### Given task
Repeat the entire listing exactly as written.

### Information provided
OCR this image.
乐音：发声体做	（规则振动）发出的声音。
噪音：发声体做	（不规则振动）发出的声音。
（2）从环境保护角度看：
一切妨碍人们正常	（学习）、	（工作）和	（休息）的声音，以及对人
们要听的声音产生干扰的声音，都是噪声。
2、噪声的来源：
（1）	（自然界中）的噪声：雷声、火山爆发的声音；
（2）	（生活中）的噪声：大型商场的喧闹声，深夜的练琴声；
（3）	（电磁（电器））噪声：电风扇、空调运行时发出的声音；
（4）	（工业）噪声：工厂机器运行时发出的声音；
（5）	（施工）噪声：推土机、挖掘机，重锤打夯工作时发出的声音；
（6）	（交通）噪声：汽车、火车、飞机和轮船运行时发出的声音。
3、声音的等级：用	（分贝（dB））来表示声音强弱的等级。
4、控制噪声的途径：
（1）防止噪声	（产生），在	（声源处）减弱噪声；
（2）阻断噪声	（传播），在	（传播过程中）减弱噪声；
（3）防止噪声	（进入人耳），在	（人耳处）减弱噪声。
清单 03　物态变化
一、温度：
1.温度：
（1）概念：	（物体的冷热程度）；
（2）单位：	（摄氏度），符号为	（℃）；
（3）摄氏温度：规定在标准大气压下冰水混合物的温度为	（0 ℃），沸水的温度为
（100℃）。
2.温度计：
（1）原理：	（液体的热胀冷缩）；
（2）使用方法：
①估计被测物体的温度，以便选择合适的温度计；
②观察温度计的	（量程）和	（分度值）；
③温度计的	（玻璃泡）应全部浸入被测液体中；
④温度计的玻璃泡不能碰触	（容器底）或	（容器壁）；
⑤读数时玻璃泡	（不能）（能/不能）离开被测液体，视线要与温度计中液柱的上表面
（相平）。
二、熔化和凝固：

### Written answer
OCR this image.
乐音：发声体做	（规则振动）发出的声音。
噪音：发声体做	（不规则振动）发出的声音。
（2）从环境保护角度看：
一切妨碍人们正常	（学习）、	（工作）和	（休息）的声音，以及对人
们要听的声音产生干扰的声音，都是噪声。
2、噪声的来源：
（1）	（自然界中）的噪声：雷声、火山爆发的声音；
（2）	（生活中）的噪声：大型商场的喧闹声，深夜的练琴声；
（3）	（电磁（电器））噪声：电风扇、空调运行时发出的声音；
（4）	（工业）噪声：工厂机器运行时发出的声音；
（5）	（施工）噪声：推土机、挖掘机，重锤打夯工作时发出的声音；
（6）	（交通）噪声：汽车、火车、飞机和轮船运行时发出的声音。
3、声音的等级：用	（分贝（dB））来表示声音强弱的等级。
4、控制噪声的途径：
（1）防止噪声	（产生），在	（声源处）减弱噪声；
（2）阻断噪声	（传播），在	（传播过程中）减弱噪声；
（3）防止噪声	（进入人耳），在	（人耳处）减弱噪声。
清单 03　物态变化
一、温度：
1.温度：
（1）概念：	（物体的冷热程度）；
（2）单位：	（摄氏度），符号为	（℃）；
（3）摄氏温度：规定在标准大气压下冰水混合物的温度为	（0 ℃），沸水的温度为
（100℃）。
2.温度计：
（1）原理：	（液体的热胀冷缩）；
（2）使用方法：
①估计被测物体的温度，以便选择合适的温度计；
②观察温度计的	（量程）和	（分度值）；
③温度计的	（玻璃泡）应全部浸入被测液体中；
④温度计的玻璃泡不能碰触	（容器底）或	（容器壁）；
⑤读数时玻璃泡	（不能）（能/不能）离开被测液体，视线要与温度计中液柱的上表面
（相平）。
二、熔化和凝固：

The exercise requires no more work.